• _Exercises to complete_
A – Copy the passage on Van Gogh's influence in Britain word for word, starting at "After the second" and ending at "aftermath of war.".
B – Translate this sentence from the passage on Van Gogh's influence in Britain into Spanish: "Between the two World Wars, Van Gogh’s reputation in Britain continued to rise after the publication of two biographies and a book of his letters."
C – Decide whether each statement agrees with the passage on Van Gogh's influence in Britain, answering yes or no and quoting the words that settle it: (i) Frank Brangwyn saw Van Gogh's work exhibited in Paris in 1895. (ii) The last Van Gogh exhibition at Tate was held in 1957. (iii) Jacob Epstein was primarily a painter.

### Source ###

Whilst some artists were inspired by Van Gogh’s style, his Sunflowers sparked a revival of flower painting. Frank Brangwyn (1867-1956), for example, produced his own Sunflowers after seeing Van Gogh’s work exhibited in Paris in 1895. Jacob Epstein (1880-1959), who was primarily a sculptor, took up flower painting later in life, trying to replicate the energy of Van Gogh’s brushwork and colour.

William Nicholson (1872-1949) was another British artist who produced Sunflowers in response to seeing Van Gogh’s version at the Tate Gallery. His style, however, differs slightly to the Dutch artist. Christopher Wood (1901-30), however, whilst inspired by Van Gogh’s work, chose to paint Yellow Chrysantheums (1925) instead. “I mean to paint my things in compositions of not more than three, often only two colours. I still admire Van Gogh tremendously.”

Between the two World Wars, Van Gogh’s reputation in Britain continued to rise after the publication of two biographies and a book of his letters. Artists continued to follow in his footsteps, experimenting with style and composition in the same manner as their hero.

“The drama of the man was predicted in his pictures… We race along with him, breathless – whither? No matter, for we follow a man, a hero, perhaps the last!”
– Julius Meier-Graefe in Vincent van Gogh, 1922

During the 1920s, Van Gogh’s work became collectors’ items and many galleries began to acquire them. Some were bought by other artists and remained in private collections until the owners’ deaths. One of these artists, Matthew Smith (1879-1959) not only purchased a painting by Van Gogh but also visited the areas Van Gogh had lived and worked, producing his own paintings of the landscapes.

After the second world war, Van Gogh continued to be celebrated in Britain with books, films and exhibitions, including the last Van Gogh exhibition to take place at Tate, in 1947. Viewed as a tragic and alienated artist, citizens were able to relate to Van Gogh as they came to terms with the aftermath of war.

Study for a Portrait of Van Gogh IV 1957 by Francis Bacon 1909-1992

Study for Portrait of Van Gogh IV – Francis Bacon, 1957

Today, as this exhibition proves, Van Gogh is celebrated for far more than his tragic story. By the 1950s, Vincent van Gogh was a household name and was continuing to inspire artists. The final paintings in the exhibition are by Francis Bacon (1902-92) who considered Van Gogh to be one of his greatest heroes. His brushwork was influenced by Van Gogh’s heavy use of paint during his mature years.

### Extracted information ###

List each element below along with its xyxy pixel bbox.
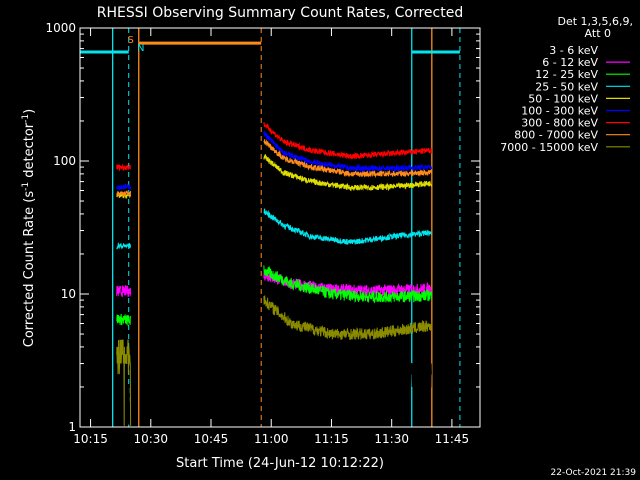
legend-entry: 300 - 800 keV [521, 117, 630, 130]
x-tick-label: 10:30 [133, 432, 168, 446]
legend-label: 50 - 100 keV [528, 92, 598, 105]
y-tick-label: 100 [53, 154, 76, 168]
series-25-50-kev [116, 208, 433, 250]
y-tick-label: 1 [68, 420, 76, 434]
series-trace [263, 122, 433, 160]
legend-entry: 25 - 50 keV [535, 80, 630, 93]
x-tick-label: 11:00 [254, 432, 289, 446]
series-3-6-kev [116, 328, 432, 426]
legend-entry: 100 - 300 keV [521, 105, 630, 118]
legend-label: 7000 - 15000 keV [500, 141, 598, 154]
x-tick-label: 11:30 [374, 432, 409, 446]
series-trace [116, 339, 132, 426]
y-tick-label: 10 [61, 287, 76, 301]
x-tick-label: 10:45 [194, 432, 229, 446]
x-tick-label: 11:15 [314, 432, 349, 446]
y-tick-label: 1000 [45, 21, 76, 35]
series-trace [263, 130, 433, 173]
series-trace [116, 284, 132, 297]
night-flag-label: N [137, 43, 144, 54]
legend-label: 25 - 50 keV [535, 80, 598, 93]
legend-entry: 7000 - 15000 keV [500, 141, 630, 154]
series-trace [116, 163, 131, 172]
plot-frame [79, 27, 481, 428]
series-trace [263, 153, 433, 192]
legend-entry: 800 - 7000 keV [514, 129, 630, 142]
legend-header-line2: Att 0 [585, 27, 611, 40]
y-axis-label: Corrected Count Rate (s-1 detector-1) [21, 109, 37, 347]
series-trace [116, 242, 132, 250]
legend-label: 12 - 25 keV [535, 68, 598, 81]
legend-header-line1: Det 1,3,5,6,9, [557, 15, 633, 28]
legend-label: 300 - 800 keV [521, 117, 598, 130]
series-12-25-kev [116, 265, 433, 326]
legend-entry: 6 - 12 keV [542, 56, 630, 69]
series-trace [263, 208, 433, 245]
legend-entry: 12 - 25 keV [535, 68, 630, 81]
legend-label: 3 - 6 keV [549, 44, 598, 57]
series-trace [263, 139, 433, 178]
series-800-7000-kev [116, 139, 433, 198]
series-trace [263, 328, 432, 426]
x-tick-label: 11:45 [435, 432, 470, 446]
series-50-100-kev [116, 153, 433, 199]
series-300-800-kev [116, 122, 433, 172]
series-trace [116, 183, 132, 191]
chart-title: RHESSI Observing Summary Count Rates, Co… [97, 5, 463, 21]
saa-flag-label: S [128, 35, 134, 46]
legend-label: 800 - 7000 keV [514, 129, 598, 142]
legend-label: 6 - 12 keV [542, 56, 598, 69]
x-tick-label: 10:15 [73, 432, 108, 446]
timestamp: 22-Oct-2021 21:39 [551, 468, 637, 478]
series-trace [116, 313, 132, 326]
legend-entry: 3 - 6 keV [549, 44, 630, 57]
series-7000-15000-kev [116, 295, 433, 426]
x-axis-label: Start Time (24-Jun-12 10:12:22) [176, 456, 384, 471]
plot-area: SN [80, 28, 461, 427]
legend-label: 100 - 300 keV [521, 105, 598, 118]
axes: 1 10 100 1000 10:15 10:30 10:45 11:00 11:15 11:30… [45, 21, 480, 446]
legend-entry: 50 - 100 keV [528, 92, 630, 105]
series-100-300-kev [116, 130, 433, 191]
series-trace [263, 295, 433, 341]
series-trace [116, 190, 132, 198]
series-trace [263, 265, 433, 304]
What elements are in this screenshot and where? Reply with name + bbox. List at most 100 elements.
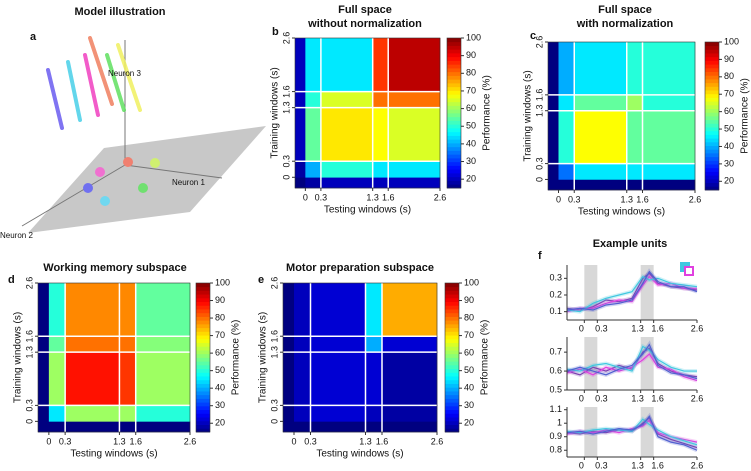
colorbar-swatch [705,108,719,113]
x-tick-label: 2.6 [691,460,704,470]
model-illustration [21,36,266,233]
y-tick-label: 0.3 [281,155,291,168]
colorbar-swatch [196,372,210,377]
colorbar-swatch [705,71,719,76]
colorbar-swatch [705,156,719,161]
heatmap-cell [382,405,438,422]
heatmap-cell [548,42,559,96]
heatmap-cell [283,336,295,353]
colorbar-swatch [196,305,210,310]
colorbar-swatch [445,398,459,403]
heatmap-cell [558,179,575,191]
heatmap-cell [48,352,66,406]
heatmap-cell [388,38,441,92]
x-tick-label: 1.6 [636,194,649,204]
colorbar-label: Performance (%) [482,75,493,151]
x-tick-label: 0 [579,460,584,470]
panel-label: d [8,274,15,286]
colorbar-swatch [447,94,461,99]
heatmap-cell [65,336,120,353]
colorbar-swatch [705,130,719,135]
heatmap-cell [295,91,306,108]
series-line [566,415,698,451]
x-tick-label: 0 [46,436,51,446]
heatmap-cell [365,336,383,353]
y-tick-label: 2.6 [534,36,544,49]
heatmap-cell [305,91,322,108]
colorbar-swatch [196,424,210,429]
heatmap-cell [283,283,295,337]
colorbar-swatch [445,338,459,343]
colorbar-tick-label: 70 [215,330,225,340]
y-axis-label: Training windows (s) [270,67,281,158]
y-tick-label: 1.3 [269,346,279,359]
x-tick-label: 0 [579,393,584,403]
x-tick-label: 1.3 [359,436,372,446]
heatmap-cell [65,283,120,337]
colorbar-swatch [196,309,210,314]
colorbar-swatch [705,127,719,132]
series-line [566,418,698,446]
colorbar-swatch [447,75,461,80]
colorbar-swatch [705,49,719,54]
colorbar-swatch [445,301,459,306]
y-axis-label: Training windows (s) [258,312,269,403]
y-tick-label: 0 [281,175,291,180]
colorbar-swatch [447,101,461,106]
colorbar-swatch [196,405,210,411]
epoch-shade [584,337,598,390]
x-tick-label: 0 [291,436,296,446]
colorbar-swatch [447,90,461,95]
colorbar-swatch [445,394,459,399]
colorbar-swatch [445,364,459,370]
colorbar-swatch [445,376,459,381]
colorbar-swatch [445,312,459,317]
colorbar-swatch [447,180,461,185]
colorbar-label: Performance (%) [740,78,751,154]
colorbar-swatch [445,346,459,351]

###

• _Set of answers_
A –
After the second world war, Van Gogh continued to be celebrated in Britain with books, films and exhibitions, including the last Van Gogh exhibition to take place at Tate, in 1947. Viewed as a tragic and alienated artist, citizens were able to relate to Van Gogh as they came to terms with the aftermath of war.

B – Entre las dos guerras mundiales, la reputación de Van Gogh en Gran Bretaña siguió creciendo tras la publicación de dos biografías y de un libro con sus cartas.

C –
(i) Yes: "produced his own Sunflowers after seeing Van Gogh’s work exhibited in Paris in 1895"
(ii) No: "including the last Van Gogh exhibition to take place at Tate, in 1947"
(iii) No: "who was primarily a sculptor"